→ Задание 1: Объясните по отрывку о праве и справедливости, почему представление о божественной санкции закона не обязательно означает сакрализацию права. Уложитесь в одно–три предложения.
→ Задание 2: Продолжите отрывок о праве и справедливости с того места, на котором он заканчивается.

Право и справедливость. Условия доверия к праву, его нравственные основы и источники [11]

Некоторые исследователи полагают, что за философской идеей естественного права стоит гораздо более древняя идея, согласно которой закон не является, используя современные термины, чисто политической идеей, с политическим или социальным созданием, но исходит из некой божественной санкции или является способом отношения с божеством. Впрочем, это не обязательно сакрализация права. Это, скорее, свидетельство о архетипической религиозности человека, который видит в устройстве мира вокруг него отблеск божественного закона.

«Каждая культура, даже самая примитивная, стремится, подобно старой римской гражданской религии, установить jus divinum, который будет поддерживать pax deorum, религиозный порядок, ставящий жизнь общности в отношение зависимости от потусторонних сил, управляющих универсумом. Образ жизни должен быть путем служения Богу, иначе он станет образом смерти», — пишет известный исследователь культуры и религии двадцатого века профессор Кристофер Генри Доусон.

Ученый указывает на фундаментальное положение современных гуманитарных наук о культурообразующей функции религии, и отмечает, что не только культура человечества появляется в религиозной или мифологической форме, но и право возникает как попытка установления мира с богами — pax deorum — посредством божественного права — jus divinum.

→ Выдержки из записей:
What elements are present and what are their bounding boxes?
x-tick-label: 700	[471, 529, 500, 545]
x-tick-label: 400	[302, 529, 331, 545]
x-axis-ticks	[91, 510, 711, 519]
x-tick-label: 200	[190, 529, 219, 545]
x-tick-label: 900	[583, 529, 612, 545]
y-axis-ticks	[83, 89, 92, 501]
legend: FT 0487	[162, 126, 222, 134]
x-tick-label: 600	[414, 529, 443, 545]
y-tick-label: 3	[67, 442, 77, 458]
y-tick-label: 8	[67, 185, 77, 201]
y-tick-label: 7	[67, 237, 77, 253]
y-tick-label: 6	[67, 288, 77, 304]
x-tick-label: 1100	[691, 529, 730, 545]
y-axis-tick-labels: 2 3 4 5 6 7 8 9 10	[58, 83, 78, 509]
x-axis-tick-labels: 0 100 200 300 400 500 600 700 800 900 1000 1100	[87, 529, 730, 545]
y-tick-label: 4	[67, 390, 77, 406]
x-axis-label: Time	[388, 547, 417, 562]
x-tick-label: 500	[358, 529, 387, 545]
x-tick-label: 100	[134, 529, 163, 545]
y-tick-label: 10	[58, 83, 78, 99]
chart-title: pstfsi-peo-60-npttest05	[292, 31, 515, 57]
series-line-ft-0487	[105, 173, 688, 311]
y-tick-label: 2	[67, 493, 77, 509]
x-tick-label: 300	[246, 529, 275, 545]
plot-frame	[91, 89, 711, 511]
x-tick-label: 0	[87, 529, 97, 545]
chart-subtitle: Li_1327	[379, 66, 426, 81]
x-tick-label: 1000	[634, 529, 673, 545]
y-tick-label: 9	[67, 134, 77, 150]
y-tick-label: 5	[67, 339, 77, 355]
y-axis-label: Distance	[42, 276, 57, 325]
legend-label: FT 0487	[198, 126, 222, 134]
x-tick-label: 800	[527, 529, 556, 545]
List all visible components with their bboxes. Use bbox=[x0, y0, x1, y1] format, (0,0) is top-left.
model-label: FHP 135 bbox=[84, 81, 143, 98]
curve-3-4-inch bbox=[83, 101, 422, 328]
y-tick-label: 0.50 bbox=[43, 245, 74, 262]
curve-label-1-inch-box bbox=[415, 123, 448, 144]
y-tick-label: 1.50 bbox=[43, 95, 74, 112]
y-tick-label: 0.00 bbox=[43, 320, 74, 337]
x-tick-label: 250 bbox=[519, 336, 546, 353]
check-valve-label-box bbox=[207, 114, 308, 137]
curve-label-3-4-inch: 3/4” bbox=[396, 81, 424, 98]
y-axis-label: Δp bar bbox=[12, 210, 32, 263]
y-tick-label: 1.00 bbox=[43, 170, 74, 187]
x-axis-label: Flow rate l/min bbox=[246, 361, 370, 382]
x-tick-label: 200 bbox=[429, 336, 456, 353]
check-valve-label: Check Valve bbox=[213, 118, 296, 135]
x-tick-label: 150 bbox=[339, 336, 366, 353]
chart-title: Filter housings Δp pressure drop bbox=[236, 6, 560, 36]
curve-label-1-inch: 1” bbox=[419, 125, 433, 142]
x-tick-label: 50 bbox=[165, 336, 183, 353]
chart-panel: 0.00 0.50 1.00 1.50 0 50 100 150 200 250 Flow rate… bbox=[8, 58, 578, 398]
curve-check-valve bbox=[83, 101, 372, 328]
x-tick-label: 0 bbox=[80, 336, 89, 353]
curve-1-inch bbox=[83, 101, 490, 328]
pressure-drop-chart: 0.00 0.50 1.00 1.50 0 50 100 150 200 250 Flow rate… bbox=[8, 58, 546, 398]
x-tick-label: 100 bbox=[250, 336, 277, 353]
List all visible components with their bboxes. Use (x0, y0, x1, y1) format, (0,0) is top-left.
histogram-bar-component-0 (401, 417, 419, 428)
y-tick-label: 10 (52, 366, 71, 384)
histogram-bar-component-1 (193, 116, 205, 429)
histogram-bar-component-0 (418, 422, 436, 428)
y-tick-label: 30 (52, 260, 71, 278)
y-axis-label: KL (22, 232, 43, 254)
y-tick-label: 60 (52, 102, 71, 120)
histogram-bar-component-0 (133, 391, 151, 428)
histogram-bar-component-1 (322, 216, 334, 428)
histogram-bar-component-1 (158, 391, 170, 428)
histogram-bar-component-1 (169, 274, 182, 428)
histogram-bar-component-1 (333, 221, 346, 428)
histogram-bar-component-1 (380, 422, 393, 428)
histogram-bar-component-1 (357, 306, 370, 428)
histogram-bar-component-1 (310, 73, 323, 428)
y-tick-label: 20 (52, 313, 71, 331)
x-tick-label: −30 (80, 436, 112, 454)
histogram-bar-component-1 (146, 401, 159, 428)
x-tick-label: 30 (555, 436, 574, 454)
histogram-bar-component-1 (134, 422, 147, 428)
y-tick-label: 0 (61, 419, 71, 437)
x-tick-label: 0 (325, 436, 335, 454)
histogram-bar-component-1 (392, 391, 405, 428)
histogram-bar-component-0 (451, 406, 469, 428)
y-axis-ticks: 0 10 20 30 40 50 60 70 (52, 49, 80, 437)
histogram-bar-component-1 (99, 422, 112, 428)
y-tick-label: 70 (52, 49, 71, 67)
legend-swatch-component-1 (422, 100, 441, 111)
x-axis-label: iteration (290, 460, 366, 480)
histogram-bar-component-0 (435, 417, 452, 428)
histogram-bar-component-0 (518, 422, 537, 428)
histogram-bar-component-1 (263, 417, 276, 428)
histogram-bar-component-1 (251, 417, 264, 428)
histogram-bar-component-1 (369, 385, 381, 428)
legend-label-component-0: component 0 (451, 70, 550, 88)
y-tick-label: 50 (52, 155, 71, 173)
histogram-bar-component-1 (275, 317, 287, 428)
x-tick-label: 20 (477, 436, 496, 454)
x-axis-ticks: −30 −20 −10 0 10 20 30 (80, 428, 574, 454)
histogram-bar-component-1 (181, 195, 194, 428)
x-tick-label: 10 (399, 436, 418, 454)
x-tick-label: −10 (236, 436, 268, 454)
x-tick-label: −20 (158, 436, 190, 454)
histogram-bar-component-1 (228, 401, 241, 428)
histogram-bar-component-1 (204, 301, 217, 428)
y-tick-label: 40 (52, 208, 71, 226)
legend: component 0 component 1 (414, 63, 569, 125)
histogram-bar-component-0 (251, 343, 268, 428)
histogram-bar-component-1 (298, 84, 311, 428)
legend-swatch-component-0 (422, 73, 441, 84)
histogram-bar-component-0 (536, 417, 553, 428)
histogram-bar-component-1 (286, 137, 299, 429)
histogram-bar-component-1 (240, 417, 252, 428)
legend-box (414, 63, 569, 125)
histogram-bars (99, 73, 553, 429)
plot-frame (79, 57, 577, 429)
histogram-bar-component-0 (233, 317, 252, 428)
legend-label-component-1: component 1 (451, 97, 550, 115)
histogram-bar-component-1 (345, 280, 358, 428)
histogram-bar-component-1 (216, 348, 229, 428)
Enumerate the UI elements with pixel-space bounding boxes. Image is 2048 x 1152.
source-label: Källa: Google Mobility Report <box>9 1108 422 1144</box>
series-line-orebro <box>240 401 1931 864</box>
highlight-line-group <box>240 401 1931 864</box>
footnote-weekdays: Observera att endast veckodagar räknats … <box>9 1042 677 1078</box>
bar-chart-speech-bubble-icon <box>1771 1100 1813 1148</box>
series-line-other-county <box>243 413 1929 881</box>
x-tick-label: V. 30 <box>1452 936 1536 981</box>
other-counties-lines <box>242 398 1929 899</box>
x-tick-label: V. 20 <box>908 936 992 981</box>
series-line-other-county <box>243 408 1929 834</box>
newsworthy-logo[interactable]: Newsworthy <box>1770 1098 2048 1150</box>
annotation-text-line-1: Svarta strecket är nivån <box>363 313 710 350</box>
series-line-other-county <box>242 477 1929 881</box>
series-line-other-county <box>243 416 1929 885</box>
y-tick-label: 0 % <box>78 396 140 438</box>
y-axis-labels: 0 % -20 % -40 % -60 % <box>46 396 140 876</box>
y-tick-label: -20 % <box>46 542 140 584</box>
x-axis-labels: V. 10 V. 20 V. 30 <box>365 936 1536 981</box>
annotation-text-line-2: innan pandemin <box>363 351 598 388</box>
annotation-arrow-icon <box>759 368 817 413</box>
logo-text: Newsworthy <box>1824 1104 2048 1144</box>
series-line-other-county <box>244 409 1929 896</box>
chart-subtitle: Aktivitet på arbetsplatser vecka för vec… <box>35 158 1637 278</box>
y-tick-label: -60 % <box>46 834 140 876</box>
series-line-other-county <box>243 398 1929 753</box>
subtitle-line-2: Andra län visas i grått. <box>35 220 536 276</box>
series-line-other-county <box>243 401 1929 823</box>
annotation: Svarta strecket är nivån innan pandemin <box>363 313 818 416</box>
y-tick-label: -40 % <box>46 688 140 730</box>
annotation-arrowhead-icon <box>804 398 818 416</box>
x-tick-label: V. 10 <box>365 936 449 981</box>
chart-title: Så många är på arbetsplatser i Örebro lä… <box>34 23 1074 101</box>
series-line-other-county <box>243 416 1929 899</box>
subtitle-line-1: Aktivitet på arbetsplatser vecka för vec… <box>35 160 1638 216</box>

→ Итоговый ответ 1: Согласно отрывку, такое представление скорее свидетельствует об архетипической религиозности человека. Человек видит в устройстве окружающего мира отблеск божественного закона, поэтому идея божественного происхождения закона выражает это восприятие, а не обязательно сакрализацию права.

→ Итоговый ответ 2:
Таким образом, право в восприятии людей не теоретически, а исторически опирается на божественный закон. Культура атеизма, равно как и светское, секулярное государство — относительно недавние явления в человеческой истории. По мнению того же Доусона, мировые религии являются «замковыми камнями мировых культур», и когда они удаляются, арка падает и здание обрушивается. И поэтому даже на фоне продолжающихся не одно столетие разговоров о светскости права само право пользуется доверием не потому, что его совершенство, социальная роль как-то радикально меняется в лучшую сторону. Доверие к праву, современному светскому праву — это прежде всего наследие, которое оставили ему десять заповедей Моисея, воспринимаемые как божественный закон, а также иные религиозные источники права, которые есть в любой культуре.

Важно подчеркнуть, что в традиционном обществе доверие к праву безальтернативно именно в силу его происхождения, поскольку оно связано с неизбежностью, с обязательностью установления pax deorum: мир с богами должен быть установлен в любом случае. Нарушение закона, таким образом, является не просто неисполнением нравственной или собственно правовой заповеди; в традиционном обществе нарушение закона — это удар по основам бытия, нарушение и разрушение порядка вещей.

По мнению известной исследовательницы древнегреческого полиса профессора Джейн Хариссон, основой демократии Афин, считающейся образцовой, был страх перед хтоническими божествами, которые требовали всеобщей вовлеченности в управление полисом. Косвенно об этом свидетельствует «нерациональное» создание органов управления, в которых обязаны были состоять все жители полиса, которое объяснялось страхом перед богами, а не стремлением к осуществлению идеи представительства, как в Новое время.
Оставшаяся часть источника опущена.